PROBLEM DESCRIPTION:
Reproduce each of the following items verbatim.
'''
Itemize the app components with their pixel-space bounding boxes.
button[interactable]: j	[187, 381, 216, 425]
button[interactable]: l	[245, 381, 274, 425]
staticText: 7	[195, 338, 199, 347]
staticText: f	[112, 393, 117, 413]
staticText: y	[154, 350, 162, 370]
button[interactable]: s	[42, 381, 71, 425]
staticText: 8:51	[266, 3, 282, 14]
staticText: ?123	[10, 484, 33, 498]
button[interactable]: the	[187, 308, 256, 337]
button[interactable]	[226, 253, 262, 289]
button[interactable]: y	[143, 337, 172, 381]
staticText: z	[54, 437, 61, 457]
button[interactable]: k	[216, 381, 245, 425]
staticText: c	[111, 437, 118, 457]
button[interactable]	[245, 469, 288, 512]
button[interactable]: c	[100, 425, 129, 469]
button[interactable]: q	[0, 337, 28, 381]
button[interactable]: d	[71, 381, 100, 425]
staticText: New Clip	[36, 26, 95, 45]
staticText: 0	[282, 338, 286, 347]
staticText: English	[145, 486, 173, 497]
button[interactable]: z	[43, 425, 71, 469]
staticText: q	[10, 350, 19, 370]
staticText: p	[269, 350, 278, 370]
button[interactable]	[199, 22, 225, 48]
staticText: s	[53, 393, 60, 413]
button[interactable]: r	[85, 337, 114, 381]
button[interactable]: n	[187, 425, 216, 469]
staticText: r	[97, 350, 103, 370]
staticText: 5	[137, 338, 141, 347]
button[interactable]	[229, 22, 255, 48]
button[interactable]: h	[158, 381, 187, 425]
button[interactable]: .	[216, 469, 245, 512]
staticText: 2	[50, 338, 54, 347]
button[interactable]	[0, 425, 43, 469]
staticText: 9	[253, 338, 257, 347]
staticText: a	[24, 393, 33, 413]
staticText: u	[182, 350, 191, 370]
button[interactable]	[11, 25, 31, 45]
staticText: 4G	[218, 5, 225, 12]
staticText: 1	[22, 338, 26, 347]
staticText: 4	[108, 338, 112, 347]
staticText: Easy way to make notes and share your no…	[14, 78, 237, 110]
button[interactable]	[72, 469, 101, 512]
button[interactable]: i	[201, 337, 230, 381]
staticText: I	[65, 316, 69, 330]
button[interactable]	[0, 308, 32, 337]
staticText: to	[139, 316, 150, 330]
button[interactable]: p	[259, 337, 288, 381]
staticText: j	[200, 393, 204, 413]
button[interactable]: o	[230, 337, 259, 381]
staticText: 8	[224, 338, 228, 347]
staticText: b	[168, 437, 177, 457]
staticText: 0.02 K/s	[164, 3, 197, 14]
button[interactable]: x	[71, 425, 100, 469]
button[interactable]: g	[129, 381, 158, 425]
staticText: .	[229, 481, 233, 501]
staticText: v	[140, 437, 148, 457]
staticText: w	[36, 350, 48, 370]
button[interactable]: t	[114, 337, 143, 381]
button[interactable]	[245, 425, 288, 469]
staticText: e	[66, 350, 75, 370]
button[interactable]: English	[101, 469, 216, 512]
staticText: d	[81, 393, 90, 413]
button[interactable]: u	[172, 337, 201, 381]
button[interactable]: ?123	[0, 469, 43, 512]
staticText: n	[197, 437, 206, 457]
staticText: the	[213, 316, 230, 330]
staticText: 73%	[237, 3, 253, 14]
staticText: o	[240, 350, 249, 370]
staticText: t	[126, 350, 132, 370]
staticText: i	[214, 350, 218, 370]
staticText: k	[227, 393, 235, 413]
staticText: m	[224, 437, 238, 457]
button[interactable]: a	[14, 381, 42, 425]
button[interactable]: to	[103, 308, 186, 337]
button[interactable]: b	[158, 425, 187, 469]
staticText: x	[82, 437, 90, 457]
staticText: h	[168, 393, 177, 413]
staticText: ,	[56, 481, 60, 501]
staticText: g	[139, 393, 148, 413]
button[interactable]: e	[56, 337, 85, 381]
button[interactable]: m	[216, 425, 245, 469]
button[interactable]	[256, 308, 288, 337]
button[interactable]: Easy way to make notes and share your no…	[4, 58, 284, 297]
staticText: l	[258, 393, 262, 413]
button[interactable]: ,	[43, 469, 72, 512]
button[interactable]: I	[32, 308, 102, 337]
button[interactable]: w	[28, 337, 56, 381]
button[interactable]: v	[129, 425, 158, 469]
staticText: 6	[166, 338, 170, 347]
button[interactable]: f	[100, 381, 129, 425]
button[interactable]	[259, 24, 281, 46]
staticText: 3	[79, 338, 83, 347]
'''
RESPONSE TO THE EXERCISE:
Itemize the app components with their pixel-space bounding boxes.
button[interactable]: j	[187, 381, 216, 425]
button[interactable]: l	[245, 381, 274, 425]
staticText: 7	[195, 338, 199, 347]
staticText: f	[112, 393, 117, 413]
staticText: y	[154, 350, 162, 370]
button[interactable]: s	[42, 381, 71, 425]
staticText: 8:51	[266, 3, 282, 14]
staticText: ?123	[10, 484, 33, 498]
button[interactable]: the	[187, 308, 256, 337]
button[interactable]	[226, 253, 262, 289]
button[interactable]: y	[143, 337, 172, 381]
staticText: z	[54, 437, 61, 457]
button[interactable]: k	[216, 381, 245, 425]
staticText: c	[111, 437, 118, 457]
button[interactable]	[245, 469, 288, 512]
button[interactable]: c	[100, 425, 129, 469]
button[interactable]: q	[0, 337, 28, 381]
button[interactable]: d	[71, 381, 100, 425]
staticText: New Clip	[36, 26, 95, 45]
staticText: 0	[282, 338, 286, 347]
staticText: English	[145, 486, 173, 497]
button[interactable]: z	[43, 425, 71, 469]
staticText: q	[10, 350, 19, 370]
staticText: p	[269, 350, 278, 370]
button[interactable]	[199, 22, 225, 48]
staticText: s	[53, 393, 60, 413]
button[interactable]: r	[85, 337, 114, 381]
button[interactable]: n	[187, 425, 216, 469]
staticText: r	[97, 350, 103, 370]
staticText: 5	[137, 338, 141, 347]
button[interactable]	[229, 22, 255, 48]
button[interactable]: h	[158, 381, 187, 425]
button[interactable]: .	[216, 469, 245, 512]
staticText: 2	[50, 338, 54, 347]
button[interactable]	[0, 425, 43, 469]
staticText: 9	[253, 338, 257, 347]
staticText: a	[24, 393, 33, 413]
staticText: u	[182, 350, 191, 370]
button[interactable]	[11, 25, 31, 45]
staticText: 4G	[218, 5, 225, 12]
staticText: 1	[22, 338, 26, 347]
staticText: 4	[108, 338, 112, 347]
staticText: Easy way to make notes and share your no…	[14, 78, 237, 110]
button[interactable]	[72, 469, 101, 512]
button[interactable]: i	[201, 337, 230, 381]
staticText: I	[65, 316, 69, 330]
button[interactable]	[0, 308, 32, 337]
staticText: to	[139, 316, 150, 330]
button[interactable]: p	[259, 337, 288, 381]
staticText: j	[200, 393, 204, 413]
button[interactable]: o	[230, 337, 259, 381]
staticText: 8	[224, 338, 228, 347]
staticText: b	[168, 437, 177, 457]
staticText: 0.02 K/s	[164, 3, 197, 14]
button[interactable]: x	[71, 425, 100, 469]
button[interactable]: g	[129, 381, 158, 425]
staticText: .	[229, 481, 233, 501]
staticText: v	[140, 437, 148, 457]
staticText: w	[36, 350, 48, 370]
button[interactable]: t	[114, 337, 143, 381]
button[interactable]	[245, 425, 288, 469]
staticText: e	[66, 350, 75, 370]
button[interactable]: English	[101, 469, 216, 512]
staticText: d	[81, 393, 90, 413]
button[interactable]: u	[172, 337, 201, 381]
button[interactable]: ?123	[0, 469, 43, 512]
staticText: n	[197, 437, 206, 457]
staticText: the	[213, 316, 230, 330]
staticText: 73%	[237, 3, 253, 14]
staticText: o	[240, 350, 249, 370]
staticText: t	[126, 350, 132, 370]
staticText: i	[214, 350, 218, 370]
staticText: k	[227, 393, 235, 413]
staticText: m	[224, 437, 238, 457]
button[interactable]: a	[14, 381, 42, 425]
button[interactable]: to	[103, 308, 186, 337]
button[interactable]: b	[158, 425, 187, 469]
staticText: x	[82, 437, 90, 457]
staticText: h	[168, 393, 177, 413]
staticText: ,	[56, 481, 60, 501]
staticText: g	[139, 393, 148, 413]
button[interactable]: e	[56, 337, 85, 381]
button[interactable]: m	[216, 425, 245, 469]
button[interactable]	[256, 308, 288, 337]
button[interactable]: Easy way to make notes and share your no…	[4, 58, 284, 297]
staticText: l	[258, 393, 262, 413]
button[interactable]: ,	[43, 469, 72, 512]
button[interactable]: I	[32, 308, 102, 337]
button[interactable]: w	[28, 337, 56, 381]
button[interactable]: v	[129, 425, 158, 469]
staticText: 6	[166, 338, 170, 347]
button[interactable]: f	[100, 381, 129, 425]
button[interactable]	[259, 24, 281, 46]
staticText: 3	[79, 338, 83, 347]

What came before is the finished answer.